** START OF Records for this exercise **
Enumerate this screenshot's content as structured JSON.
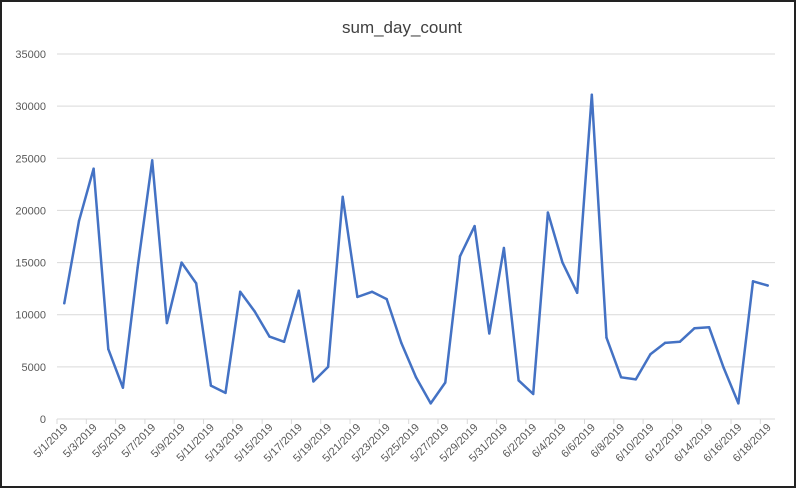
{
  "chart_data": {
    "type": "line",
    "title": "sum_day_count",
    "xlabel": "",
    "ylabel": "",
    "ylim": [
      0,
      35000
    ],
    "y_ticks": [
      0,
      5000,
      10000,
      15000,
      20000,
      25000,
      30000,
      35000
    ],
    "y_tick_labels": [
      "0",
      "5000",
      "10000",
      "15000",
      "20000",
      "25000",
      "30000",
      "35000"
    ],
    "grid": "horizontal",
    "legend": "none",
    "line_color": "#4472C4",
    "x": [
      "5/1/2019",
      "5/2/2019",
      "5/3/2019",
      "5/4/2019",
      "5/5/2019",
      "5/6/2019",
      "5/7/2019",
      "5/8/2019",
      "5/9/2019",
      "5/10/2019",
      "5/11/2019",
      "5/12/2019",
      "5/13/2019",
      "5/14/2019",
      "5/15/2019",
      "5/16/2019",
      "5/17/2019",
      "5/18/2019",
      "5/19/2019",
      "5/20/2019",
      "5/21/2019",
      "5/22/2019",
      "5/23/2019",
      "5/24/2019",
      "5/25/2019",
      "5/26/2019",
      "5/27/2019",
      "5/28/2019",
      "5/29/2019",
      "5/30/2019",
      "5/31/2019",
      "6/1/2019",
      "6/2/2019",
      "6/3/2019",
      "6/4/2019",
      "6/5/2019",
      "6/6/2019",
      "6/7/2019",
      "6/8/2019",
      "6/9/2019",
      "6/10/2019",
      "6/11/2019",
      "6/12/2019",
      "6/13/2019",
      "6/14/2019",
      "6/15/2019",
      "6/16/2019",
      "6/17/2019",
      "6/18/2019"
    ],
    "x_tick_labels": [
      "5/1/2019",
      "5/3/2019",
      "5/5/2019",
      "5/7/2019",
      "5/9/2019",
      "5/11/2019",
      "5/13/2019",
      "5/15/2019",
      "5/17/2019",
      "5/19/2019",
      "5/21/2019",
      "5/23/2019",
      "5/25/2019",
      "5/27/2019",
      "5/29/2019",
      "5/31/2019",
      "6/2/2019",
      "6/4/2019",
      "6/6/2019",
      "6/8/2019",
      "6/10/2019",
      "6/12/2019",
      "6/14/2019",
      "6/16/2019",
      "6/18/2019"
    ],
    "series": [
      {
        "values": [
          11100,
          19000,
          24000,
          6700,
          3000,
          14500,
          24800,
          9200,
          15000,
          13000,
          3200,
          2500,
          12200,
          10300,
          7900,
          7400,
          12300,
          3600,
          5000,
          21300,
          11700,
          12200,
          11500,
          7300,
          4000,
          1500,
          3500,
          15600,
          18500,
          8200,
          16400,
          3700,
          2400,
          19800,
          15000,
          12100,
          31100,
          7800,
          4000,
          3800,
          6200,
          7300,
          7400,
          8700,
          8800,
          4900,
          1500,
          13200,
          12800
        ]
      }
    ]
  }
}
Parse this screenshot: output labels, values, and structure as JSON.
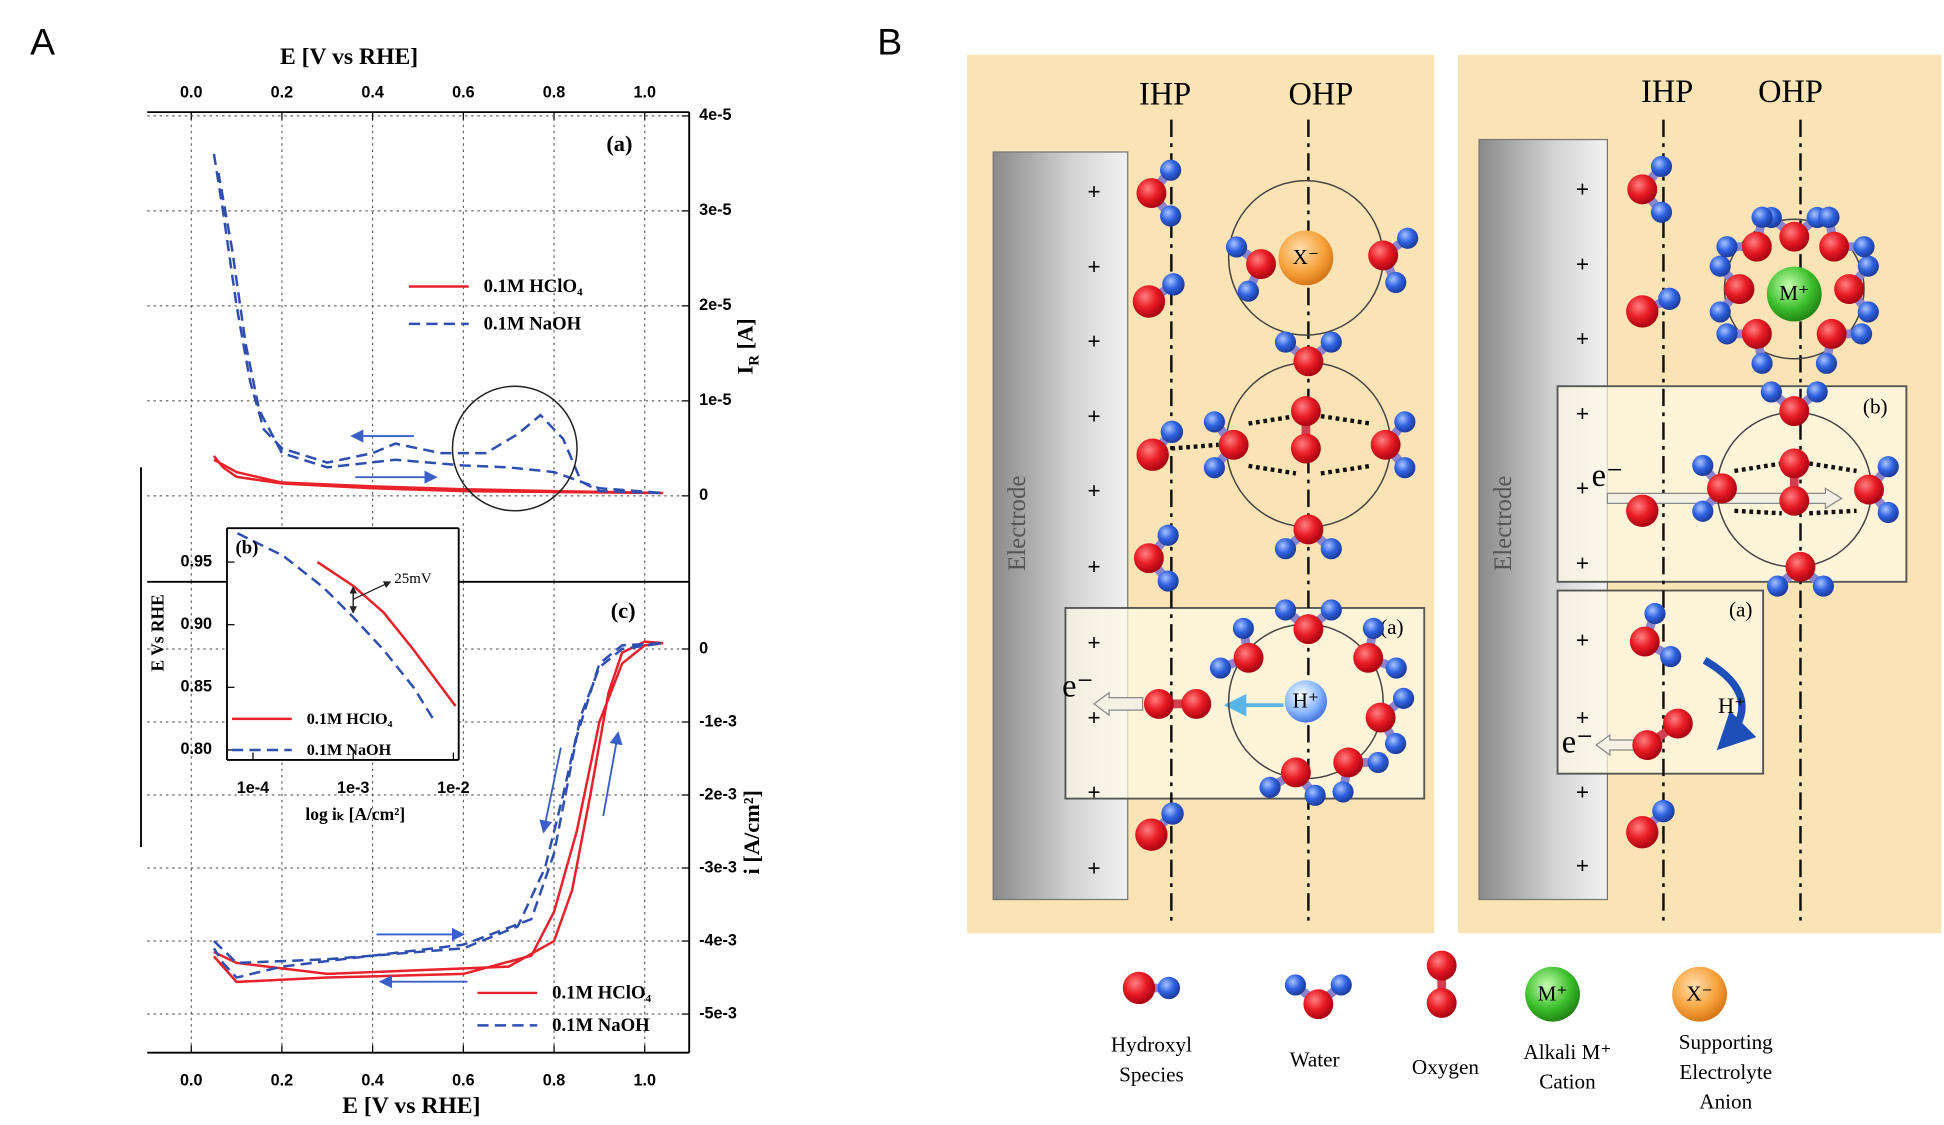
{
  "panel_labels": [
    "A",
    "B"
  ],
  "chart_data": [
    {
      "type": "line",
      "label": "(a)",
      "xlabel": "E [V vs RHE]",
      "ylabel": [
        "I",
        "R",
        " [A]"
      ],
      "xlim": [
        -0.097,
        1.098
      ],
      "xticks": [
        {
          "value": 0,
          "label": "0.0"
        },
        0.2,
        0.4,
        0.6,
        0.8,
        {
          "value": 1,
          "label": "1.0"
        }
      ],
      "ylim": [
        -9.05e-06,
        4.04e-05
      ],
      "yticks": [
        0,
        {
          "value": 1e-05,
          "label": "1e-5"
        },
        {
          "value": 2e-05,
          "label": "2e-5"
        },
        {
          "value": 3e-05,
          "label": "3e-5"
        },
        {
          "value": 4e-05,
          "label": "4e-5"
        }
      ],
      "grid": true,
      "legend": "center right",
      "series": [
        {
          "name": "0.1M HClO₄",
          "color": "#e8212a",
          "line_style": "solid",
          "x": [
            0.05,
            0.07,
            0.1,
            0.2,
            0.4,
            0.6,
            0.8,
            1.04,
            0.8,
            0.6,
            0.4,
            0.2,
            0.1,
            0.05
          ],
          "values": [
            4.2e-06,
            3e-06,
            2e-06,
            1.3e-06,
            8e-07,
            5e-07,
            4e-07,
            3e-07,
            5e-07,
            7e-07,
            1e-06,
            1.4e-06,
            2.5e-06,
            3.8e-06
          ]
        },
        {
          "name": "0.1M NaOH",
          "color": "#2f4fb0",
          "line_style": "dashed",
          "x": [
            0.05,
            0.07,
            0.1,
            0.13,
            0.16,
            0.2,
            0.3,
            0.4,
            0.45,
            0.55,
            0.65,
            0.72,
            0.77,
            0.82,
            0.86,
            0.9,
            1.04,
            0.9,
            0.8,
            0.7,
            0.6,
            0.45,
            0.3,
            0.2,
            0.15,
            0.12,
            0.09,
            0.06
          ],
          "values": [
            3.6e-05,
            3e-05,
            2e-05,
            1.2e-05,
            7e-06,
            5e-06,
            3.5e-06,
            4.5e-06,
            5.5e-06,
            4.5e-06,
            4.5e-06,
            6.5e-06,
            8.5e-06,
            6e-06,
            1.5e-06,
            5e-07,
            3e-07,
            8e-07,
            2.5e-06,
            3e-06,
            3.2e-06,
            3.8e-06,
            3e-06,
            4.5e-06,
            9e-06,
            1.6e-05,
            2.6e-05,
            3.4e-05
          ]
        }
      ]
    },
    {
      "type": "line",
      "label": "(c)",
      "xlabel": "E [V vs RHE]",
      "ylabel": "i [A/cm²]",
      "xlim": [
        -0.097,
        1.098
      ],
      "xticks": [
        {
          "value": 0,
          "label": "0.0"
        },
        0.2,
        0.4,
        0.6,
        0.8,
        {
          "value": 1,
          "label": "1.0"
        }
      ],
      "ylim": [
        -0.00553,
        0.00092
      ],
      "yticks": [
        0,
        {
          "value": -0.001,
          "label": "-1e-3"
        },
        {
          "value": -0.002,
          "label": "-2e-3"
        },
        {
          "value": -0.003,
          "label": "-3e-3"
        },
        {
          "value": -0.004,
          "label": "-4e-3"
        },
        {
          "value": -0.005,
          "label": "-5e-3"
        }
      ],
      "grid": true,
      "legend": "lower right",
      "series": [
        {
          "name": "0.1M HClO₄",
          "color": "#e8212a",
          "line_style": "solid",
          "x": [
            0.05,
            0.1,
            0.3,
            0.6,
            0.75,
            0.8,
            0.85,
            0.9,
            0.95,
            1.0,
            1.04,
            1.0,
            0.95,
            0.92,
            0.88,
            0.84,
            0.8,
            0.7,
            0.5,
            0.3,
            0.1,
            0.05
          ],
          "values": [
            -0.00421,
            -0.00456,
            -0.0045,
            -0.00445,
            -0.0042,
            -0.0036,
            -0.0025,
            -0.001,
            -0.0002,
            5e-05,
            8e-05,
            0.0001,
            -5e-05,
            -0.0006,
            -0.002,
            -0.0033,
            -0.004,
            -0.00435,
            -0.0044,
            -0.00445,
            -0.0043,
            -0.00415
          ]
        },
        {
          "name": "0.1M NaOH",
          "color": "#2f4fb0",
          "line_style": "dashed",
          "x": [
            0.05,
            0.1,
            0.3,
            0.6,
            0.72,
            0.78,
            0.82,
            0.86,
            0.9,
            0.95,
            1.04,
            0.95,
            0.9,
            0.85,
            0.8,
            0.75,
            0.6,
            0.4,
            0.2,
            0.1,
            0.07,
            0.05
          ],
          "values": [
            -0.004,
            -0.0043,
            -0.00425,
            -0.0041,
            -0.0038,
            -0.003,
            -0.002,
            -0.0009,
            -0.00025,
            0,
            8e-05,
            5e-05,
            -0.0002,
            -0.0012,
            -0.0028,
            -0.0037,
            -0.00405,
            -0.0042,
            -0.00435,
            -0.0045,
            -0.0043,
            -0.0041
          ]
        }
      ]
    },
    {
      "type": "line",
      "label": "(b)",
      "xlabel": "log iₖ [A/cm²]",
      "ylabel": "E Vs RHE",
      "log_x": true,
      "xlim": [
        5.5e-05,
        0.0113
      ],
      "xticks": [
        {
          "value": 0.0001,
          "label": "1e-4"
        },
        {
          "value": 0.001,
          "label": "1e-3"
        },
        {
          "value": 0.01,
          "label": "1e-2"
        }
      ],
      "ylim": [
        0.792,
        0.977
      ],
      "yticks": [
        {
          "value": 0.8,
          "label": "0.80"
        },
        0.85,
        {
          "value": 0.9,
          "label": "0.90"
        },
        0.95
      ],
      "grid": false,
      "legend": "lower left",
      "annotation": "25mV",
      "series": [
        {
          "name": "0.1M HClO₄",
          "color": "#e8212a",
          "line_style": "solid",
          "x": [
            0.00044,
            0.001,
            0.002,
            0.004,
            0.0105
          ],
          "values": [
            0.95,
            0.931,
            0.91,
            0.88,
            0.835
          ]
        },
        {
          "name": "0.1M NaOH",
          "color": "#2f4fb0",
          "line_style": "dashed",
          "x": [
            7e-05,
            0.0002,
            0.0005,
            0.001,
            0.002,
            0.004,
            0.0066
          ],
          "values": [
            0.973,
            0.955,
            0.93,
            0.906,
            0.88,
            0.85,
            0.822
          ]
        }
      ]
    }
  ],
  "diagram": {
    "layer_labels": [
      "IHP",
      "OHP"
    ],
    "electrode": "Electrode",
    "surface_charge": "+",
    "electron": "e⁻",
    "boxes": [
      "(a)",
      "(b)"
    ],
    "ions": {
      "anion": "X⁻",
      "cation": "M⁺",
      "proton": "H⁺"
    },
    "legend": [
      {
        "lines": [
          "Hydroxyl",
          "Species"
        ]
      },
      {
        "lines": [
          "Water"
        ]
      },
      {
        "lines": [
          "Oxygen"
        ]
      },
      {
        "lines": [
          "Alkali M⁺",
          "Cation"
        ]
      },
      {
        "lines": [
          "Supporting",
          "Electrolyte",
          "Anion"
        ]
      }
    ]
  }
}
** END OF Records for this exercise **
*Job*
Go through the data above and find the lines with the word "ylabel". Copy each of those lines.

*Exercise result*
    "ylabel": "",
      "ylabel": [
      "ylabel": "i [A/cm²]",
      "ylabel": "E Vs RHE",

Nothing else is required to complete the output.